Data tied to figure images
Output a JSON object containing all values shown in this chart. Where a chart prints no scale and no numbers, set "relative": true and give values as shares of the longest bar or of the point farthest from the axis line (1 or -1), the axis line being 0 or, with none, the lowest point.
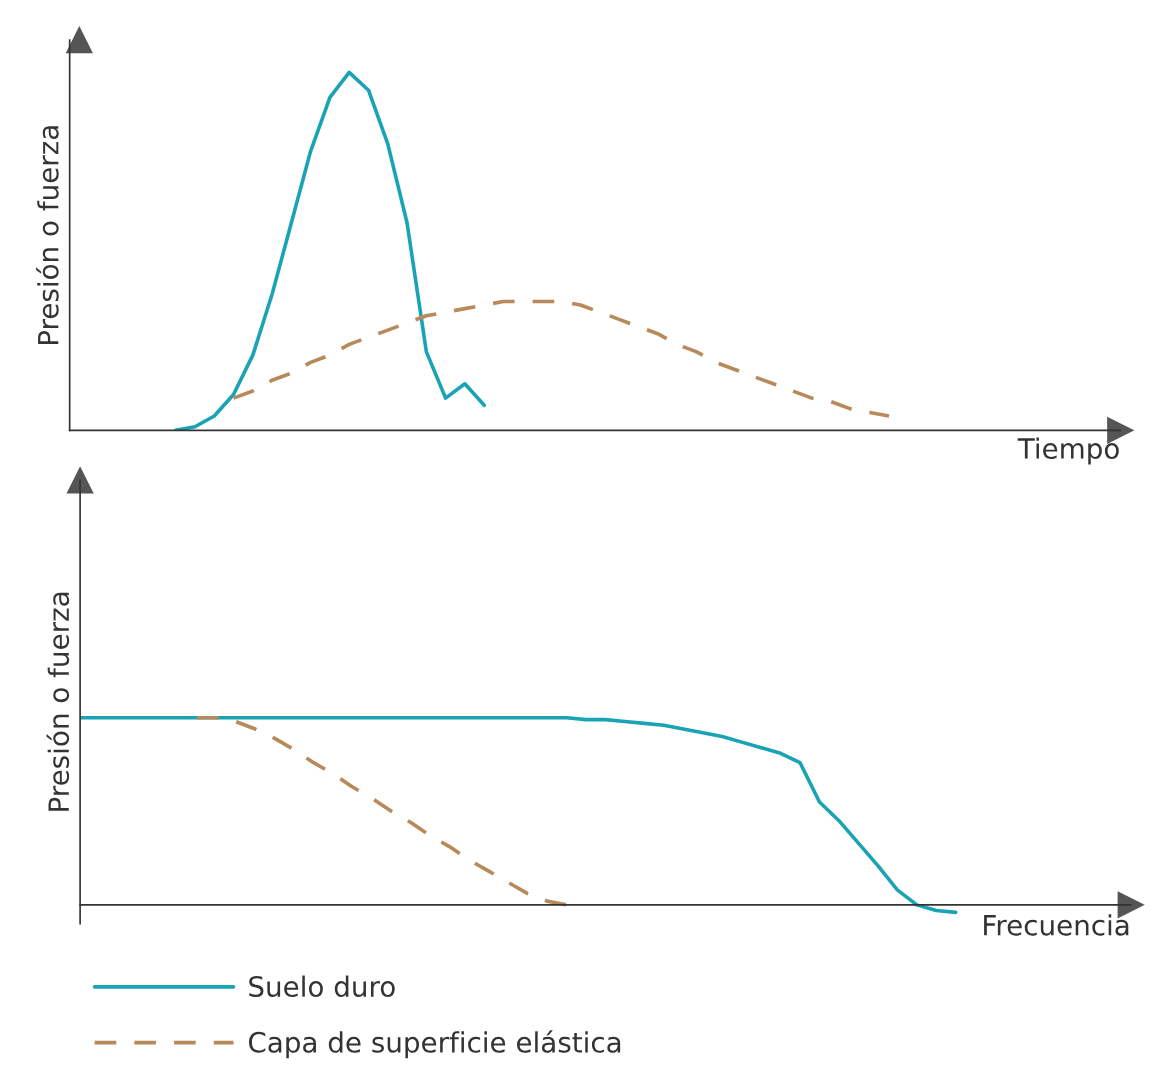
{
  "chart_data": [
    {
      "type": "line",
      "relative": true,
      "ylabel": "Presión o fuerza",
      "xlabel": "Tiempo",
      "grid": false,
      "marker": "none",
      "categories": [
        null,
        null,
        null,
        null,
        null,
        null,
        null,
        null,
        null,
        null,
        null,
        null,
        null,
        null,
        null,
        null,
        null,
        null,
        null,
        null,
        null,
        null,
        null,
        null,
        null,
        null,
        null,
        null,
        null,
        null,
        null,
        null,
        null,
        null,
        null,
        null,
        null,
        null,
        null,
        null,
        null,
        null,
        null,
        null,
        null,
        null,
        null,
        null,
        null,
        null,
        null,
        null,
        null,
        null
      ],
      "series": [
        {
          "color": "#1aa3b5",
          "line_style": "solid",
          "values": [
            null,
            null,
            null,
            null,
            null,
            0.0,
            0.01,
            0.04,
            0.1,
            0.21,
            0.38,
            0.58,
            0.78,
            0.93,
            1.0,
            0.95,
            0.8,
            0.58,
            0.22,
            0.09,
            0.13,
            0.07,
            null,
            null,
            null,
            null,
            null,
            null,
            null,
            null,
            null,
            null,
            null,
            null,
            null,
            null,
            null,
            null,
            null,
            null,
            null,
            null,
            null,
            null,
            null,
            null,
            null,
            null,
            null,
            null,
            null,
            null,
            null,
            null
          ]
        },
        {
          "color": "#b8895a",
          "line_style": "dashed",
          "values": [
            null,
            null,
            null,
            null,
            null,
            null,
            null,
            null,
            0.09,
            0.11,
            0.14,
            0.16,
            0.19,
            0.21,
            0.24,
            0.26,
            0.28,
            0.3,
            0.32,
            0.33,
            0.34,
            0.35,
            0.36,
            0.36,
            0.36,
            0.36,
            0.35,
            0.33,
            0.31,
            0.29,
            0.27,
            0.24,
            0.22,
            0.19,
            0.17,
            0.15,
            0.13,
            0.11,
            0.09,
            0.08,
            0.06,
            0.05,
            0.04,
            null,
            null,
            null,
            null,
            null,
            null,
            null,
            null,
            null,
            null,
            null
          ]
        }
      ]
    },
    {
      "type": "line",
      "relative": true,
      "ylabel": "Presión o fuerza",
      "xlabel": "Frecuencia",
      "grid": false,
      "marker": "none",
      "legend": "bottom",
      "categories": [
        null,
        null,
        null,
        null,
        null,
        null,
        null,
        null,
        null,
        null,
        null,
        null,
        null,
        null,
        null,
        null,
        null,
        null,
        null,
        null,
        null,
        null,
        null,
        null,
        null,
        null,
        null,
        null,
        null,
        null,
        null,
        null,
        null,
        null,
        null,
        null,
        null,
        null,
        null,
        null,
        null,
        null,
        null,
        null,
        null,
        null,
        null,
        null,
        null,
        null,
        null,
        null,
        null,
        null
      ],
      "series": [
        {
          "name": "Suelo duro",
          "color": "#1aa3b5",
          "line_style": "solid",
          "values": [
            1.0,
            1.0,
            1.0,
            1.0,
            1.0,
            1.0,
            1.0,
            1.0,
            1.0,
            1.0,
            1.0,
            1.0,
            1.0,
            1.0,
            1.0,
            1.0,
            1.0,
            1.0,
            1.0,
            1.0,
            1.0,
            1.0,
            1.0,
            1.0,
            1.0,
            1.0,
            0.99,
            0.99,
            0.98,
            0.97,
            0.96,
            0.94,
            0.92,
            0.9,
            0.87,
            0.84,
            0.81,
            0.76,
            0.55,
            0.45,
            0.33,
            0.21,
            0.08,
            0.0,
            -0.03,
            -0.04,
            null,
            null,
            null,
            null,
            null,
            null,
            null,
            null
          ]
        },
        {
          "name": "Capa de superficie elástica",
          "color": "#b8895a",
          "line_style": "dashed",
          "values": [
            null,
            null,
            null,
            null,
            null,
            null,
            1.0,
            1.0,
            0.98,
            0.94,
            0.89,
            0.83,
            0.76,
            0.7,
            0.63,
            0.57,
            0.5,
            0.44,
            0.37,
            0.31,
            0.24,
            0.18,
            0.12,
            0.06,
            0.02,
            0.0,
            null,
            null,
            null,
            null,
            null,
            null,
            null,
            null,
            null,
            null,
            null,
            null,
            null,
            null,
            null,
            null,
            null,
            null,
            null,
            null,
            null,
            null,
            null,
            null,
            null,
            null,
            null,
            null
          ]
        }
      ]
    }
  ]
}
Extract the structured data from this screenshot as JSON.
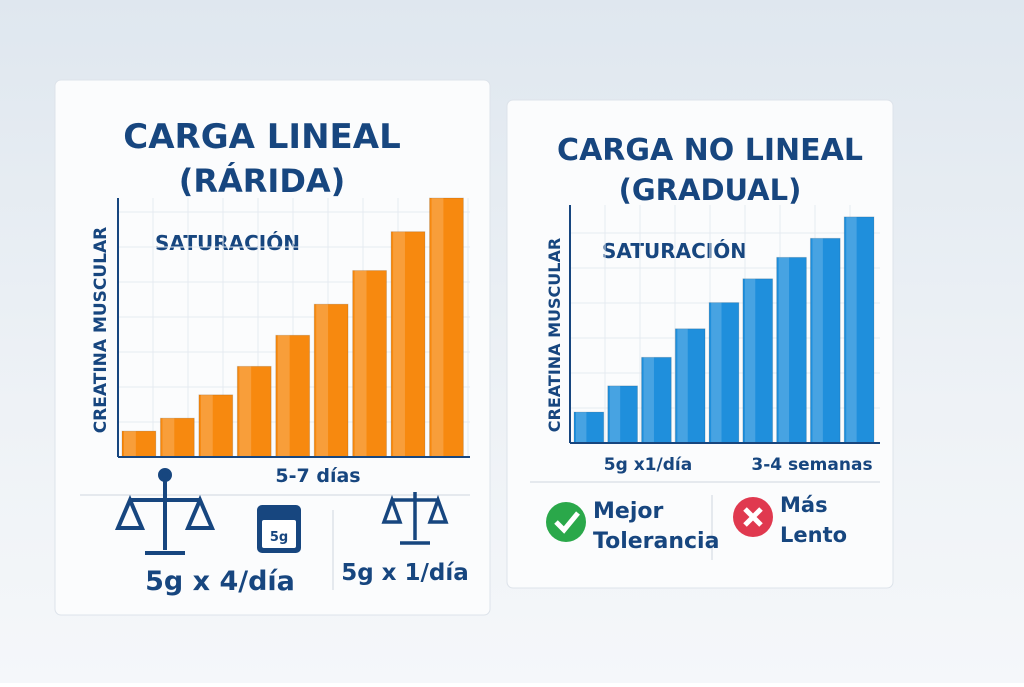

§ **WRITTEN EXERCISE**:
Copy out all the records exactly, excluding pictures.

§ **CORRECT OUTPUT**:
Output a JSON object containing all values shown in this chart. Where a chart prints no scale and no numbers, set "relative": true and give values as shares of the longest bar or of the point farthest from the axis line (1 or -1), the axis line being 0 or, with none, the lowest point.
{
  "chart_data": [
    {
      "type": "line",
      "relative": true,
      "ylabel": "Presión o fuerza",
      "xlabel": "Tiempo",
      "grid": false,
      "marker": "none",
      "categories": [
        null,
        null,
        null,
        null,
        null,
        null,
        null,
        null,
        null,
        null,
        null,
        null,
        null,
        null,
        null,
        null,
        null,
        null,
        null,
        null,
        null,
        null,
        null,
        null,
        null,
        null,
        null,
        null,
        null,
        null,
        null,
        null,
        null,
        null,
        null,
        null,
        null,
        null,
        null,
        null,
        null,
        null,
        null,
        null,
        null,
        null,
        null,
        null,
        null,
        null,
        null,
        null,
        null,
        null
      ],
      "series": [
        {
          "color": "#1aa3b5",
          "line_style": "solid",
          "values": [
            null,
            null,
            null,
            null,
            null,
            0.0,
            0.01,
            0.04,
            0.1,
            0.21,
            0.38,
            0.58,
            0.78,
            0.93,
            1.0,
            0.95,
            0.8,
            0.58,
            0.22,
            0.09,
            0.13,
            0.07,
            null,
            null,
            null,
            null,
            null,
            null,
            null,
            null,
            null,
            null,
            null,
            null,
            null,
            null,
            null,
            null,
            null,
            null,
            null,
            null,
            null,
            null,
            null,
            null,
            null,
            null,
            null,
            null,
            null,
            null,
            null,
            null
          ]
        },
        {
          "color": "#b8895a",
          "line_style": "dashed",
          "values": [
            null,
            null,
            null,
            null,
            null,
            null,
            null,
            null,
            0.09,
            0.11,
            0.14,
            0.16,
            0.19,
            0.21,
            0.24,
            0.26,
            0.28,
            0.3,
            0.32,
            0.33,
            0.34,
            0.35,
            0.36,
            0.36,
            0.36,
            0.36,
            0.35,
            0.33,
            0.31,
            0.29,
            0.27,
            0.24,
            0.22,
            0.19,
            0.17,
            0.15,
            0.13,
            0.11,
            0.09,
            0.08,
            0.06,
            0.05,
            0.04,
            null,
            null,
            null,
            null,
            null,
            null,
            null,
            null,
            null,
            null,
            null
          ]
        }
      ]
    },
    {
      "type": "line",
      "relative": true,
      "ylabel": "Presión o fuerza",
      "xlabel": "Frecuencia",
      "grid": false,
      "marker": "none",
      "legend": "bottom",
      "categories": [
        null,
        null,
        null,
        null,
        null,
        null,
        null,
        null,
        null,
        null,
        null,
        null,
        null,
        null,
        null,
        null,
        null,
        null,
        null,
        null,
        null,
        null,
        null,
        null,
        null,
        null,
        null,
        null,
        null,
        null,
        null,
        null,
        null,
        null,
        null,
        null,
        null,
        null,
        null,
        null,
        null,
        null,
        null,
        null,
        null,
        null,
        null,
        null,
        null,
        null,
        null,
        null,
        null,
        null
      ],
      "series": [
        {
          "name": "Suelo duro",
          "color": "#1aa3b5",
          "line_style": "solid",
          "values": [
            1.0,
            1.0,
            1.0,
            1.0,
            1.0,
            1.0,
            1.0,
            1.0,
            1.0,
            1.0,
            1.0,
            1.0,
            1.0,
            1.0,
            1.0,
            1.0,
            1.0,
            1.0,
            1.0,
            1.0,
            1.0,
            1.0,
            1.0,
            1.0,
            1.0,
            1.0,
            0.99,
            0.99,
            0.98,
            0.97,
            0.96,
            0.94,
            0.92,
            0.9,
            0.87,
            0.84,
            0.81,
            0.76,
            0.55,
            0.45,
            0.33,
            0.21,
            0.08,
            0.0,
            -0.03,
            -0.04,
            null,
            null,
            null,
            null,
            null,
            null,
            null,
            null
          ]
        },
        {
          "name": "Capa de superficie elástica",
          "color": "#b8895a",
          "line_style": "dashed",
          "values": [
            null,
            null,
            null,
            null,
            null,
            null,
            1.0,
            1.0,
            0.98,
            0.94,
            0.89,
            0.83,
            0.76,
            0.7,
            0.63,
            0.57,
            0.5,
            0.44,
            0.37,
            0.31,
            0.24,
            0.18,
            0.12,
            0.06,
            0.02,
            0.0,
            null,
            null,
            null,
            null,
            null,
            null,
            null,
            null,
            null,
            null,
            null,
            null,
            null,
            null,
            null,
            null,
            null,
            null,
            null,
            null,
            null,
            null,
            null,
            null,
            null,
            null,
            null,
            null
          ]
        }
      ]
    }
  ]
}
Extract the structured data from this screenshot as JSON.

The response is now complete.